#### [Information supplied]
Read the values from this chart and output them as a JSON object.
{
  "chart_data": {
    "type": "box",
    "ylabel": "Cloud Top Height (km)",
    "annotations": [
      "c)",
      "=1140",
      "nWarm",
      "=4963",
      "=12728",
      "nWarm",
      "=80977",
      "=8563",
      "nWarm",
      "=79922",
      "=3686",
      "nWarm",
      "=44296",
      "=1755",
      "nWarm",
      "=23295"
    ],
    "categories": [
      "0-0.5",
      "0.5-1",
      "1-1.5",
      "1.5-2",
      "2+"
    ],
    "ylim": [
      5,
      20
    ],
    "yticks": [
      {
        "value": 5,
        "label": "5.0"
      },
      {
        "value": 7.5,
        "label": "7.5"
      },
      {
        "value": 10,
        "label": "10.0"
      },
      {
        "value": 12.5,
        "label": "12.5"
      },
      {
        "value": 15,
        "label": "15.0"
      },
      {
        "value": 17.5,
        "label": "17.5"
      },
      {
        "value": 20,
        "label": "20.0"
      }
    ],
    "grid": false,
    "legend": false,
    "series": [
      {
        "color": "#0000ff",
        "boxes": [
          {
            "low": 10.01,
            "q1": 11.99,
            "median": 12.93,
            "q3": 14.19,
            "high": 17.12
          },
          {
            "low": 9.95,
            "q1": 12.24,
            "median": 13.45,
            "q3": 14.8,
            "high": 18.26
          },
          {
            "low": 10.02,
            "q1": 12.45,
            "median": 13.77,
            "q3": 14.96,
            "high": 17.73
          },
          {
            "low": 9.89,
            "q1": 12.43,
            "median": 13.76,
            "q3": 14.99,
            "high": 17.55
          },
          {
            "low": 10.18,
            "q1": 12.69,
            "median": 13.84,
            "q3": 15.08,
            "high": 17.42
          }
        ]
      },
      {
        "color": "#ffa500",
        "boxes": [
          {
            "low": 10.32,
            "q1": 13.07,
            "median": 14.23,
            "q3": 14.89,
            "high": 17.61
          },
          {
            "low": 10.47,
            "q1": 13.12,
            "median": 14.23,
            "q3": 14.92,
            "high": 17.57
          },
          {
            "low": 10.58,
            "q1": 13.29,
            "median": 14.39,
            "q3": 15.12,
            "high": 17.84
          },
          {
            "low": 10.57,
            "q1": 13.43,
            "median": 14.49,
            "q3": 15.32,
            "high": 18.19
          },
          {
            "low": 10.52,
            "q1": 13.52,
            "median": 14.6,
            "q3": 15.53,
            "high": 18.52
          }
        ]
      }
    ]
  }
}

#### [Problem description]
Transcribe the data. Leave every line exactly as it is.

#### [The answer]
Read the values from this chart and output them as a JSON object.
{
  "chart_data": {
    "type": "box",
    "ylabel": "Cloud Top Height (km)",
    "annotations": [
      "c)",
      "=1140",
      "nWarm",
      "=4963",
      "=12728",
      "nWarm",
      "=80977",
      "=8563",
      "nWarm",
      "=79922",
      "=3686",
      "nWarm",
      "=44296",
      "=1755",
      "nWarm",
      "=23295"
    ],
    "categories": [
      "0-0.5",
      "0.5-1",
      "1-1.5",
      "1.5-2",
      "2+"
    ],
    "ylim": [
      5,
      20
    ],
    "yticks": [
      {
        "value": 5,
        "label": "5.0"
      },
      {
        "value": 7.5,
        "label": "7.5"
      },
      {
        "value": 10,
        "label": "10.0"
      },
      {
        "value": 12.5,
        "label": "12.5"
      },
      {
        "value": 15,
        "label": "15.0"
      },
      {
        "value": 17.5,
        "label": "17.5"
      },
      {
        "value": 20,
        "label": "20.0"
      }
    ],
    "grid": false,
    "legend": false,
    "series": [
      {
        "color": "#0000ff",
        "boxes": [
          {
            "low": 10.01,
            "q1": 11.99,
            "median": 12.93,
            "q3": 14.19,
            "high": 17.12
          },
          {
            "low": 9.95,
            "q1": 12.24,
            "median": 13.45,
            "q3": 14.8,
            "high": 18.26
          },
          {
            "low": 10.02,
            "q1": 12.45,
            "median": 13.77,
            "q3": 14.96,
            "high": 17.73
          },
          {
            "low": 9.89,
            "q1": 12.43,
            "median": 13.76,
            "q3": 14.99,
            "high": 17.55
          },
          {
            "low": 10.18,
            "q1": 12.69,
            "median": 13.84,
            "q3": 15.08,
            "high": 17.42
          }
        ]
      },
      {
        "color": "#ffa500",
        "boxes": [
          {
            "low": 10.32,
            "q1": 13.07,
            "median": 14.23,
            "q3": 14.89,
            "high": 17.61
          },
          {
            "low": 10.47,
            "q1": 13.12,
            "median": 14.23,
            "q3": 14.92,
            "high": 17.57
          },
          {
            "low": 10.58,
            "q1": 13.29,
            "median": 14.39,
            "q3": 15.12,
            "high": 17.84
          },
          {
            "low": 10.57,
            "q1": 13.43,
            "median": 14.49,
            "q3": 15.32,
            "high": 18.19
          },
          {
            "low": 10.52,
            "q1": 13.52,
            "median": 14.6,
            "q3": 15.53,
            "high": 18.52
          }
        ]
      }
    ]
  }
}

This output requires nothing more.